● Source records:
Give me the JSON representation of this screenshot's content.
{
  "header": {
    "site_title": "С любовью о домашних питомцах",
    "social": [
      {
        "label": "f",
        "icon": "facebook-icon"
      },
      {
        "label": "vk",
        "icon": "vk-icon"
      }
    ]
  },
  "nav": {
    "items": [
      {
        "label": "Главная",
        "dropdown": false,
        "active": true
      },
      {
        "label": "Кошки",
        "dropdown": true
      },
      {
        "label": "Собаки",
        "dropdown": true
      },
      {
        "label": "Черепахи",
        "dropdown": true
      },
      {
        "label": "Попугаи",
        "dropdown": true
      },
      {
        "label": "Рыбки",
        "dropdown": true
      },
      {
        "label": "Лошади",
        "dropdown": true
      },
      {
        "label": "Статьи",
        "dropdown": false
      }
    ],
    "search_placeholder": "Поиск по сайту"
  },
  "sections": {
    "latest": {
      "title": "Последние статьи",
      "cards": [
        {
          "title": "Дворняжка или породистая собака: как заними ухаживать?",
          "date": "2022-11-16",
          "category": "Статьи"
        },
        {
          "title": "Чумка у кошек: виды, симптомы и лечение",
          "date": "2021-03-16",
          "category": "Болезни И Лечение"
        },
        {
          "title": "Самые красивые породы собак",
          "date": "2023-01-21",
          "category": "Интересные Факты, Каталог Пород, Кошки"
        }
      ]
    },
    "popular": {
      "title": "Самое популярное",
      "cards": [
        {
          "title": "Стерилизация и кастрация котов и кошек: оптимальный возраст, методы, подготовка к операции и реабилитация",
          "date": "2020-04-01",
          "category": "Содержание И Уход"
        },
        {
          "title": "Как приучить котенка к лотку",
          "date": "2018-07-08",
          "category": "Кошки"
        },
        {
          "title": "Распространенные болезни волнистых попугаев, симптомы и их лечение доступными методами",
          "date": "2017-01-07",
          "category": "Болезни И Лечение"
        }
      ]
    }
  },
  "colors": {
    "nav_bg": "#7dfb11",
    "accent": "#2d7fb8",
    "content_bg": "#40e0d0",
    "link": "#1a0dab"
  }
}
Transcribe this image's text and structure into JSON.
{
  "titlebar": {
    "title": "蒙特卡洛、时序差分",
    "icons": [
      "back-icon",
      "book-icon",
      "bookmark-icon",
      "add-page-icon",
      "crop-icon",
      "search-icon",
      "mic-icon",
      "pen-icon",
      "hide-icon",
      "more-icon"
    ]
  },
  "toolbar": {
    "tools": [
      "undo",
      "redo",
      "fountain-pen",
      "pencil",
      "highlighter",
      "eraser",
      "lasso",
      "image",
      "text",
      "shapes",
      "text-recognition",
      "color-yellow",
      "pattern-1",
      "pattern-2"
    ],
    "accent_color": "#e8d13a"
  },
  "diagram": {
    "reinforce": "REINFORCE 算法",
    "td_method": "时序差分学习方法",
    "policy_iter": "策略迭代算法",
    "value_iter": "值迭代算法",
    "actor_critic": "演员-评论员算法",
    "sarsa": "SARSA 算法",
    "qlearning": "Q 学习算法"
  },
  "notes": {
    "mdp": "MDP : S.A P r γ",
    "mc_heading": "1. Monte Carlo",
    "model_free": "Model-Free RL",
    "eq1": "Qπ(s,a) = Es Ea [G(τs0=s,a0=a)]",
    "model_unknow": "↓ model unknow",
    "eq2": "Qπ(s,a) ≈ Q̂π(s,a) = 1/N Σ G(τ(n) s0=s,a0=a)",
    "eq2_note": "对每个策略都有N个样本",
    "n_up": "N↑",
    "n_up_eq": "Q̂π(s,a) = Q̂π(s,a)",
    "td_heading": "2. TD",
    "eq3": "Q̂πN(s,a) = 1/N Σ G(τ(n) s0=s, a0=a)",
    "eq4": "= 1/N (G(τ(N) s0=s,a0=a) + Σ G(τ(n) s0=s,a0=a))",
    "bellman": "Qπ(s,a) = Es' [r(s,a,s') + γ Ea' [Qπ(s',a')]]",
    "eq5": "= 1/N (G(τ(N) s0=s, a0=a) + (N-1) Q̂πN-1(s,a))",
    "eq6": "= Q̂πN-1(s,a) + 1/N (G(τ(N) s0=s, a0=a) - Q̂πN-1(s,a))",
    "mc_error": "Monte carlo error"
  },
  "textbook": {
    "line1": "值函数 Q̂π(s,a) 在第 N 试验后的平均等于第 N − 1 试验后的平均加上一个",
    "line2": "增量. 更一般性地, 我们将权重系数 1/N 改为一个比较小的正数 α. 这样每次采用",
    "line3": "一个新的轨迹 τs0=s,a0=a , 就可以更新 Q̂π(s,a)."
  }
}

● Work required: Please reproduce every line of the material word for word.

● Completed exercise:
Give me the JSON representation of this screenshot's content.
{
  "header": {
    "site_title": "С любовью о домашних питомцах",
    "social": [
      {
        "label": "f",
        "icon": "facebook-icon"
      },
      {
        "label": "vk",
        "icon": "vk-icon"
      }
    ]
  },
  "nav": {
    "items": [
      {
        "label": "Главная",
        "dropdown": false,
        "active": true
      },
      {
        "label": "Кошки",
        "dropdown": true
      },
      {
        "label": "Собаки",
        "dropdown": true
      },
      {
        "label": "Черепахи",
        "dropdown": true
      },
      {
        "label": "Попугаи",
        "dropdown": true
      },
      {
        "label": "Рыбки",
        "dropdown": true
      },
      {
        "label": "Лошади",
        "dropdown": true
      },
      {
        "label": "Статьи",
        "dropdown": false
      }
    ],
    "search_placeholder": "Поиск по сайту"
  },
  "sections": {
    "latest": {
      "title": "Последние статьи",
      "cards": [
        {
          "title": "Дворняжка или породистая собака: как заними ухаживать?",
          "date": "2022-11-16",
          "category": "Статьи"
        },
        {
          "title": "Чумка у кошек: виды, симптомы и лечение",
          "date": "2021-03-16",
          "category": "Болезни И Лечение"
        },
        {
          "title": "Самые красивые породы собак",
          "date": "2023-01-21",
          "category": "Интересные Факты, Каталог Пород, Кошки"
        }
      ]
    },
    "popular": {
      "title": "Самое популярное",
      "cards": [
        {
          "title": "Стерилизация и кастрация котов и кошек: оптимальный возраст, методы, подготовка к операции и реабилитация",
          "date": "2020-04-01",
          "category": "Содержание И Уход"
        },
        {
          "title": "Как приучить котенка к лотку",
          "date": "2018-07-08",
          "category": "Кошки"
        },
        {
          "title": "Распространенные болезни волнистых попугаев, симптомы и их лечение доступными методами",
          "date": "2017-01-07",
          "category": "Болезни И Лечение"
        }
      ]
    }
  },
  "colors": {
    "nav_bg": "#7dfb11",
    "accent": "#2d7fb8",
    "content_bg": "#40e0d0",
    "link": "#1a0dab"
  }
}
Transcribe this image's text and structure into JSON.
{
  "titlebar": {
    "title": "蒙特卡洛、时序差分",
    "icons": [
      "back-icon",
      "book-icon",
      "bookmark-icon",
      "add-page-icon",
      "crop-icon",
      "search-icon",
      "mic-icon",
      "pen-icon",
      "hide-icon",
      "more-icon"
    ]
  },
  "toolbar": {
    "tools": [
      "undo",
      "redo",
      "fountain-pen",
      "pencil",
      "highlighter",
      "eraser",
      "lasso",
      "image",
      "text",
      "shapes",
      "text-recognition",
      "color-yellow",
      "pattern-1",
      "pattern-2"
    ],
    "accent_color": "#e8d13a"
  },
  "diagram": {
    "reinforce": "REINFORCE 算法",
    "td_method": "时序差分学习方法",
    "policy_iter": "策略迭代算法",
    "value_iter": "值迭代算法",
    "actor_critic": "演员-评论员算法",
    "sarsa": "SARSA 算法",
    "qlearning": "Q 学习算法"
  },
  "notes": {
    "mdp": "MDP : S.A P r γ",
    "mc_heading": "1. Monte Carlo",
    "model_free": "Model-Free RL",
    "eq1": "Qπ(s,a) = Es Ea [G(τs0=s,a0=a)]",
    "model_unknow": "↓ model unknow",
    "eq2": "Qπ(s,a) ≈ Q̂π(s,a) = 1/N Σ G(τ(n) s0=s,a0=a)",
    "eq2_note": "对每个策略都有N个样本",
    "n_up": "N↑",
    "n_up_eq": "Q̂π(s,a) = Q̂π(s,a)",
    "td_heading": "2. TD",
    "eq3": "Q̂πN(s,a) = 1/N Σ G(τ(n) s0=s, a0=a)",
    "eq4": "= 1/N (G(τ(N) s0=s,a0=a) + Σ G(τ(n) s0=s,a0=a))",
    "bellman": "Qπ(s,a) = Es' [r(s,a,s') + γ Ea' [Qπ(s',a')]]",
    "eq5": "= 1/N (G(τ(N) s0=s, a0=a) + (N-1) Q̂πN-1(s,a))",
    "eq6": "= Q̂πN-1(s,a) + 1/N (G(τ(N) s0=s, a0=a) - Q̂πN-1(s,a))",
    "mc_error": "Monte carlo error"
  },
  "textbook": {
    "line1": "值函数 Q̂π(s,a) 在第 N 试验后的平均等于第 N − 1 试验后的平均加上一个",
    "line2": "增量. 更一般性地, 我们将权重系数 1/N 改为一个比较小的正数 α. 这样每次采用",
    "line3": "一个新的轨迹 τs0=s,a0=a , 就可以更新 Q̂π(s,a)."
  }
}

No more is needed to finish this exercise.